▸ **Excerpts from a figure dataset**
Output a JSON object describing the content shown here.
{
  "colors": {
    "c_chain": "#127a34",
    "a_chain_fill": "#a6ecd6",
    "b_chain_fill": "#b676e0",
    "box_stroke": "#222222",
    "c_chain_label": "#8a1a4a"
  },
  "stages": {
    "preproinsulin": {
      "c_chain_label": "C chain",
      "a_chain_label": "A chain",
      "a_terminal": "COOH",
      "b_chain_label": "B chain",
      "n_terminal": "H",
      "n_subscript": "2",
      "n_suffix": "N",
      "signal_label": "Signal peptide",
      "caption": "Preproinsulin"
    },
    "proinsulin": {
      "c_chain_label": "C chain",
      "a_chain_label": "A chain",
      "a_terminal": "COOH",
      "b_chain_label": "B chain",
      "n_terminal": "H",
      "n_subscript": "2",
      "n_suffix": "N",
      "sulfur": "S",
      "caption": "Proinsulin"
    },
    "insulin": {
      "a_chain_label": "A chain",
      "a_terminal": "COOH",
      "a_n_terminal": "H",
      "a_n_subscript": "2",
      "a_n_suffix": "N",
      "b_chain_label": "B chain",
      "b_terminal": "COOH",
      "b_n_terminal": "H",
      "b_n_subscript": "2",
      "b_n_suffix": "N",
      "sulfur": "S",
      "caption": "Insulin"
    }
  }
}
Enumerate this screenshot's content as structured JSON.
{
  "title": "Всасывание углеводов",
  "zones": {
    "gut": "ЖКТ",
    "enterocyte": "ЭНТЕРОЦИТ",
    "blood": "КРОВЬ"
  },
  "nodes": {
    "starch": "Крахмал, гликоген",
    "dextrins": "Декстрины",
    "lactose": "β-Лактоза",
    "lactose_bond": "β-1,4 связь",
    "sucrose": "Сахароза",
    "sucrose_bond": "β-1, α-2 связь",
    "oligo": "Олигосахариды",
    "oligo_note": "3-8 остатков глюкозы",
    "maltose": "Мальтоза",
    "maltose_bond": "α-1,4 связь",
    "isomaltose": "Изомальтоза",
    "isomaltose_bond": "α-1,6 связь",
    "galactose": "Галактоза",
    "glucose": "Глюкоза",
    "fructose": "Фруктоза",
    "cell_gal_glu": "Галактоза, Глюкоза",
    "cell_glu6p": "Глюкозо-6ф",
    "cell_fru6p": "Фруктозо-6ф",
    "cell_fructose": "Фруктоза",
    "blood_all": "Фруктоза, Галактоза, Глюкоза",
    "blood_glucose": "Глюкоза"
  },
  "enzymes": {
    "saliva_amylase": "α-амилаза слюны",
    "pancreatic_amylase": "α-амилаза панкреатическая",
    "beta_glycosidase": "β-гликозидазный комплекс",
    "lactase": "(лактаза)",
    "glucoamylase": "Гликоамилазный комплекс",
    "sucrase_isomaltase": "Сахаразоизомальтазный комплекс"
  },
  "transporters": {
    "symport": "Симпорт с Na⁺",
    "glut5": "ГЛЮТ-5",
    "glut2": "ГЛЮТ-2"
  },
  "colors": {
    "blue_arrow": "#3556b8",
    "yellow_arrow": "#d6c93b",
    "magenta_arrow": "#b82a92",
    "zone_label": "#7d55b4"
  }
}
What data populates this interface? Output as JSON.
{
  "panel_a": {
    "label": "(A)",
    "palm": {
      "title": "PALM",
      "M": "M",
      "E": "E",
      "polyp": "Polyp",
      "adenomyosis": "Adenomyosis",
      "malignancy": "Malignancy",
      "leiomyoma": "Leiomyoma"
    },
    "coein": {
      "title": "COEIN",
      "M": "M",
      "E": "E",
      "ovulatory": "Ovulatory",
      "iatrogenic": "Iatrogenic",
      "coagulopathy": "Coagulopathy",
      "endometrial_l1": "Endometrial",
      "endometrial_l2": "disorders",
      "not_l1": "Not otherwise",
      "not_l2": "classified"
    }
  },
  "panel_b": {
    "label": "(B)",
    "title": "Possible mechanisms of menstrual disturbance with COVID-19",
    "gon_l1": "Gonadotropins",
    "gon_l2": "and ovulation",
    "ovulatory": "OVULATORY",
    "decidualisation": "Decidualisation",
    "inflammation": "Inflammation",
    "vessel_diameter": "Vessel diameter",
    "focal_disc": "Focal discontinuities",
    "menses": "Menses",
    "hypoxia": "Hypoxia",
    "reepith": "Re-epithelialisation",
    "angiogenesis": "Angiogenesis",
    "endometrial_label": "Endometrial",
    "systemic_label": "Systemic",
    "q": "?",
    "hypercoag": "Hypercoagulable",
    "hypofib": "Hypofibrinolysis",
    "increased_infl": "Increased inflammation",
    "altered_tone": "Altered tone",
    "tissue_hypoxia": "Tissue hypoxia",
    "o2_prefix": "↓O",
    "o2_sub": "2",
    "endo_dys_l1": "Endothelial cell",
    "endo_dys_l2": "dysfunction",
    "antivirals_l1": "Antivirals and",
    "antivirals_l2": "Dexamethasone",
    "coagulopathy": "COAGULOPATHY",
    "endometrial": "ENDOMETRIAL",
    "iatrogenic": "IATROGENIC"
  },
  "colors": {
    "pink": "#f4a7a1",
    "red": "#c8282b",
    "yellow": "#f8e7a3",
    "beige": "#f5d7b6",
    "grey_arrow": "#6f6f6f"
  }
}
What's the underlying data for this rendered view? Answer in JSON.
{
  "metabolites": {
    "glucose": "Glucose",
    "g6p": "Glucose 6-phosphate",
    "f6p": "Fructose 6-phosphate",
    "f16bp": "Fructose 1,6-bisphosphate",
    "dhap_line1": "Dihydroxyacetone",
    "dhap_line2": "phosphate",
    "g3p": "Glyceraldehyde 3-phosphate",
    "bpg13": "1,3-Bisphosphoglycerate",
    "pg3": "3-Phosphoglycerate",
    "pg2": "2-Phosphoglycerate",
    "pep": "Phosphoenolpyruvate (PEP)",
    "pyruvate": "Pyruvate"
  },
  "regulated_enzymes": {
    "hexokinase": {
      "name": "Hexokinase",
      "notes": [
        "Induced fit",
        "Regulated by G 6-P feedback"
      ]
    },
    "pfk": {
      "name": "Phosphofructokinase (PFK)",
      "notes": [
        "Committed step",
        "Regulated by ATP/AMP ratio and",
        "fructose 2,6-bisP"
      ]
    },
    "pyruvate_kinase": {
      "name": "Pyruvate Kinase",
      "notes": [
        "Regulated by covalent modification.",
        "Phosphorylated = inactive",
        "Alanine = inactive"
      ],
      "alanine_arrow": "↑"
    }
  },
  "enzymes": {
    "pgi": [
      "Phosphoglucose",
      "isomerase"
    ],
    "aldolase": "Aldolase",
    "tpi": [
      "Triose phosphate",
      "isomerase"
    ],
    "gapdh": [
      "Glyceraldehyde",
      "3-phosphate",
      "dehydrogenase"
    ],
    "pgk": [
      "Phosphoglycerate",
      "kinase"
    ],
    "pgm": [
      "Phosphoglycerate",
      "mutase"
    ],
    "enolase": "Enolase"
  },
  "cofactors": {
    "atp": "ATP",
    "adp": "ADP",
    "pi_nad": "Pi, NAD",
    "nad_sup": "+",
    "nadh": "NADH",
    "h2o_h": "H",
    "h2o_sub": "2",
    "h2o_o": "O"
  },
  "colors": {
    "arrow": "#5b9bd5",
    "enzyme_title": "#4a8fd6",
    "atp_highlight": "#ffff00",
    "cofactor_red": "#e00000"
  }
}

▸ **Work to be completed**
Copy from the entries only those lines that hold the word "Glyceraldehyde".

▸ **Response**
    "g3p": "Glyceraldehyde 3-phosphate",
      "Glyceraldehyde",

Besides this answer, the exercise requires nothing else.